**WHAT THE TASK REQUIRES**
Transcribe all records exactly.

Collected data
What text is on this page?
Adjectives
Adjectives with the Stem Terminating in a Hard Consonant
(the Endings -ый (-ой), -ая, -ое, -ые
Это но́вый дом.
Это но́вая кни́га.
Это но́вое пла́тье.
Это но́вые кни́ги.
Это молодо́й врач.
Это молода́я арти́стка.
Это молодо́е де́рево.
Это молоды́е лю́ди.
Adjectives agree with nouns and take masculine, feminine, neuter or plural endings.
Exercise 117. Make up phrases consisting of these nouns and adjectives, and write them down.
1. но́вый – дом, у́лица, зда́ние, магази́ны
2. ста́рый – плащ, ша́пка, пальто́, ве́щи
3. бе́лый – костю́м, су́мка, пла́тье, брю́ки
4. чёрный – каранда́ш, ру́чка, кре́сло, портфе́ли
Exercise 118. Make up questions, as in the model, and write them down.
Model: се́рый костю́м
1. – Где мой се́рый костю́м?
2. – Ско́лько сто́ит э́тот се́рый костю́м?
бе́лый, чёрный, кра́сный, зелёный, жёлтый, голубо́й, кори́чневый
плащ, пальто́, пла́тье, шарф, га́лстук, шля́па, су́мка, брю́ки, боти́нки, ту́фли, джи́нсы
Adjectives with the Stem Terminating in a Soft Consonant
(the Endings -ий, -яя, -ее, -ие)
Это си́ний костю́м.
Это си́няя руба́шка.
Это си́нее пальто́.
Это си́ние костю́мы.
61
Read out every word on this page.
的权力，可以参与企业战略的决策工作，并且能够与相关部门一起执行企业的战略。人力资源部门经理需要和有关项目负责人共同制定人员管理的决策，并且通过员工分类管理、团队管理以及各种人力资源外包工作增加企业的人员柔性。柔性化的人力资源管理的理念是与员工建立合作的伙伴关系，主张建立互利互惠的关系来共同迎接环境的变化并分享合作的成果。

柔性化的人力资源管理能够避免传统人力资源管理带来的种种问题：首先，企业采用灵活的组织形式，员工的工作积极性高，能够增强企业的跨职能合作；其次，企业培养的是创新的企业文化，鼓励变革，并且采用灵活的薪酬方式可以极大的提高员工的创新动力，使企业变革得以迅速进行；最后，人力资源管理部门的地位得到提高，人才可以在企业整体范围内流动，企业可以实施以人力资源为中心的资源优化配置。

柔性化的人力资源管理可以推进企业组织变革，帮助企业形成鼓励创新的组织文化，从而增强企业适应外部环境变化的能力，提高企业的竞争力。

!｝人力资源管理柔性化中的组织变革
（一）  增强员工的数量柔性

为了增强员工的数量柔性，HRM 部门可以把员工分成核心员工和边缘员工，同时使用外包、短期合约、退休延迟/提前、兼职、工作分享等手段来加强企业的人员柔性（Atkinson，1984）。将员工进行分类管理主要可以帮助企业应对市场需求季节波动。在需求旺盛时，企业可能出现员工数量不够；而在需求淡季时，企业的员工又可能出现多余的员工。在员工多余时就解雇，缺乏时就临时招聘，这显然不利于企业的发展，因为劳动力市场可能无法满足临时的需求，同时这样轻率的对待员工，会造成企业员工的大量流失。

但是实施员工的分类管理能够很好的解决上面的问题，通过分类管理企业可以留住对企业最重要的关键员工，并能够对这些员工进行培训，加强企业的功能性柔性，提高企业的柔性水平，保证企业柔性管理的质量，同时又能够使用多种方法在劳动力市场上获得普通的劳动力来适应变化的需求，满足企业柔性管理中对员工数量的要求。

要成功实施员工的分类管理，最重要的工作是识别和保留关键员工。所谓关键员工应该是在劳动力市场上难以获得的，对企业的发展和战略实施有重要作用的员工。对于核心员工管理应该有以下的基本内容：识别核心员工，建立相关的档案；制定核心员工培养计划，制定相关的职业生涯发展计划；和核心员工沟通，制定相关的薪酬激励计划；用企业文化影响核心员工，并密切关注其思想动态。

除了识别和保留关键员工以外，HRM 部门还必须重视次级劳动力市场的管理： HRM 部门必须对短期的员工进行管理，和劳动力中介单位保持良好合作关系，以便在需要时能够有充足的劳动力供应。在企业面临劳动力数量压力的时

**FINAL ANSWER**
What text is on this page?
Adjectives
Adjectives with the Stem Terminating in a Hard Consonant
(the Endings -ый (-ой), -ая, -ое, -ые
Это но́вый дом.
Это но́вая кни́га.
Это но́вое пла́тье.
Это но́вые кни́ги.
Это молодо́й врач.
Это молода́я арти́стка.
Это молодо́е де́рево.
Это молоды́е лю́ди.
Adjectives agree with nouns and take masculine, feminine, neuter or plural endings.
Exercise 117. Make up phrases consisting of these nouns and adjectives, and write them down.
1. но́вый – дом, у́лица, зда́ние, магази́ны
2. ста́рый – плащ, ша́пка, пальто́, ве́щи
3. бе́лый – костю́м, су́мка, пла́тье, брю́ки
4. чёрный – каранда́ш, ру́чка, кре́сло, портфе́ли
Exercise 118. Make up questions, as in the model, and write them down.
Model: се́рый костю́м
1. – Где мой се́рый костю́м?
2. – Ско́лько сто́ит э́тот се́рый костю́м?
бе́лый, чёрный, кра́сный, зелёный, жёлтый, голубо́й, кори́чневый
плащ, пальто́, пла́тье, шарф, га́лстук, шля́па, су́мка, брю́ки, боти́нки, ту́фли, джи́нсы
Adjectives with the Stem Terminating in a Soft Consonant
(the Endings -ий, -яя, -ее, -ие)
Это си́ний костю́м.
Это си́няя руба́шка.
Это си́нее пальто́.
Это си́ние костю́мы.
61
Read out every word on this page.
的权力，可以参与企业战略的决策工作，并且能够与相关部门一起执行企业的战略。人力资源部门经理需要和有关项目负责人共同制定人员管理的决策，并且通过员工分类管理、团队管理以及各种人力资源外包工作增加企业的人员柔性。柔性化的人力资源管理的理念是与员工建立合作的伙伴关系，主张建立互利互惠的关系来共同迎接环境的变化并分享合作的成果。

柔性化的人力资源管理能够避免传统人力资源管理带来的种种问题：首先，企业采用灵活的组织形式，员工的工作积极性高，能够增强企业的跨职能合作；其次，企业培养的是创新的企业文化，鼓励变革，并且采用灵活的薪酬方式可以极大的提高员工的创新动力，使企业变革得以迅速进行；最后，人力资源管理部门的地位得到提高，人才可以在企业整体范围内流动，企业可以实施以人力资源为中心的资源优化配置。

柔性化的人力资源管理可以推进企业组织变革，帮助企业形成鼓励创新的组织文化，从而增强企业适应外部环境变化的能力，提高企业的竞争力。

!｝人力资源管理柔性化中的组织变革
（一）  增强员工的数量柔性

为了增强员工的数量柔性，HRM 部门可以把员工分成核心员工和边缘员工，同时使用外包、短期合约、退休延迟/提前、兼职、工作分享等手段来加强企业的人员柔性（Atkinson，1984）。将员工进行分类管理主要可以帮助企业应对市场需求季节波动。在需求旺盛时，企业可能出现员工数量不够；而在需求淡季时，企业的员工又可能出现多余的员工。在员工多余时就解雇，缺乏时就临时招聘，这显然不利于企业的发展，因为劳动力市场可能无法满足临时的需求，同时这样轻率的对待员工，会造成企业员工的大量流失。

但是实施员工的分类管理能够很好的解决上面的问题，通过分类管理企业可以留住对企业最重要的关键员工，并能够对这些员工进行培训，加强企业的功能性柔性，提高企业的柔性水平，保证企业柔性管理的质量，同时又能够使用多种方法在劳动力市场上获得普通的劳动力来适应变化的需求，满足企业柔性管理中对员工数量的要求。

要成功实施员工的分类管理，最重要的工作是识别和保留关键员工。所谓关键员工应该是在劳动力市场上难以获得的，对企业的发展和战略实施有重要作用的员工。对于核心员工管理应该有以下的基本内容：识别核心员工，建立相关的档案；制定核心员工培养计划，制定相关的职业生涯发展计划；和核心员工沟通，制定相关的薪酬激励计划；用企业文化影响核心员工，并密切关注其思想动态。

除了识别和保留关键员工以外，HRM 部门还必须重视次级劳动力市场的管理： HRM 部门必须对短期的员工进行管理，和劳动力中介单位保持良好合作关系，以便在需要时能够有充足的劳动力供应。在企业面临劳动力数量压力的时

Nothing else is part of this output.